RECORD EXTRACTS >>
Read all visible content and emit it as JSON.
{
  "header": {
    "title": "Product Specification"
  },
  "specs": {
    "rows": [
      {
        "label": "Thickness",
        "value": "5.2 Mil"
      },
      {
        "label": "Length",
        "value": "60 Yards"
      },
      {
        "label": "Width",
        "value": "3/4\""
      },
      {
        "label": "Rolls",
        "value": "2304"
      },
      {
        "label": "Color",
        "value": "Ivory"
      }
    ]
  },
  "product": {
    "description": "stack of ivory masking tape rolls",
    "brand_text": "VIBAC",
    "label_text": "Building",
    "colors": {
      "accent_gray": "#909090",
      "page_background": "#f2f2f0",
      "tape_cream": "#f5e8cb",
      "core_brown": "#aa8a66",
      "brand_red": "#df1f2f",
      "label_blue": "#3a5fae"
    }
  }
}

TASK >> Nothing should be left out: return all of the records exactly.

WRITTEN REPLY >>
Read all visible content and emit it as JSON.
{
  "header": {
    "title": "Product Specification"
  },
  "specs": {
    "rows": [
      {
        "label": "Thickness",
        "value": "5.2 Mil"
      },
      {
        "label": "Length",
        "value": "60 Yards"
      },
      {
        "label": "Width",
        "value": "3/4\""
      },
      {
        "label": "Rolls",
        "value": "2304"
      },
      {
        "label": "Color",
        "value": "Ivory"
      }
    ]
  },
  "product": {
    "description": "stack of ivory masking tape rolls",
    "brand_text": "VIBAC",
    "label_text": "Building",
    "colors": {
      "accent_gray": "#909090",
      "page_background": "#f2f2f0",
      "tape_cream": "#f5e8cb",
      "core_brown": "#aa8a66",
      "brand_red": "#df1f2f",
      "label_blue": "#3a5fae"
    }
  }
}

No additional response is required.